--- START OF Data rows ---

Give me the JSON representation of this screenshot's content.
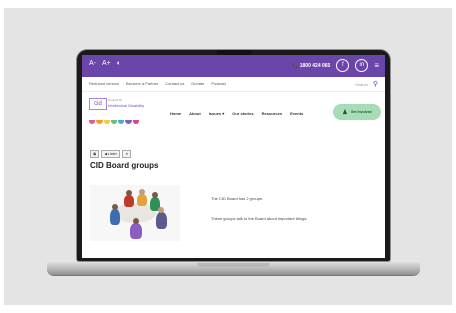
{
  "site": {
    "topbar": {
      "font_small": "A-",
      "font_large": "A+",
      "contrast_icon": "contrast-icon",
      "phone": "📞 1800 424 065",
      "social": [
        "f",
        "in"
      ],
      "menu_icon": "hamburger-icon"
    },
    "navbar": {
      "links": [
        "Reduced version",
        "Become a Partner",
        "Contact us",
        "Donate",
        "Podcast"
      ],
      "search_label": "Search"
    },
    "header": {
      "logo_letters": "cid",
      "logo_line1": "Council for",
      "logo_line2": "Intellectual Disability",
      "nav": [
        "Home",
        "About",
        "Issues ▾",
        "Our stories",
        "Resources",
        "Events"
      ],
      "download_label": "Get Involved"
    },
    "controls": [
      "▣",
      "◀ Listen",
      "✕"
    ],
    "page_title": "CID Board groups",
    "body": {
      "line1": "The CID Board has 2 groups.",
      "line2": "These groups talk to the Board about important things."
    }
  },
  "colors": {
    "brand_purple": "#6a46ab",
    "button_green": "#a8dcb6",
    "logo_dots": [
      "#e05a8a",
      "#f39b34",
      "#f5c842",
      "#6cc07a",
      "#4aa8d8",
      "#8a5cc4",
      "#d8468a"
    ]
  }
}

--- END OF Data rows ---

* [What you need to do]
Transcribe every entry word for word, but skip the pictures.

* [Full output]
Give me the JSON representation of this screenshot's content.
{
  "site": {
    "topbar": {
      "font_small": "A-",
      "font_large": "A+",
      "contrast_icon": "contrast-icon",
      "phone": "📞 1800 424 065",
      "social": [
        "f",
        "in"
      ],
      "menu_icon": "hamburger-icon"
    },
    "navbar": {
      "links": [
        "Reduced version",
        "Become a Partner",
        "Contact us",
        "Donate",
        "Podcast"
      ],
      "search_label": "Search"
    },
    "header": {
      "logo_letters": "cid",
      "logo_line1": "Council for",
      "logo_line2": "Intellectual Disability",
      "nav": [
        "Home",
        "About",
        "Issues ▾",
        "Our stories",
        "Resources",
        "Events"
      ],
      "download_label": "Get Involved"
    },
    "controls": [
      "▣",
      "◀ Listen",
      "✕"
    ],
    "page_title": "CID Board groups",
    "body": {
      "line1": "The CID Board has 2 groups.",
      "line2": "These groups talk to the Board about important things."
    }
  },
  "colors": {
    "brand_purple": "#6a46ab",
    "button_green": "#a8dcb6",
    "logo_dots": [
      "#e05a8a",
      "#f39b34",
      "#f5c842",
      "#6cc07a",
      "#4aa8d8",
      "#8a5cc4",
      "#d8468a"
    ]
  }
}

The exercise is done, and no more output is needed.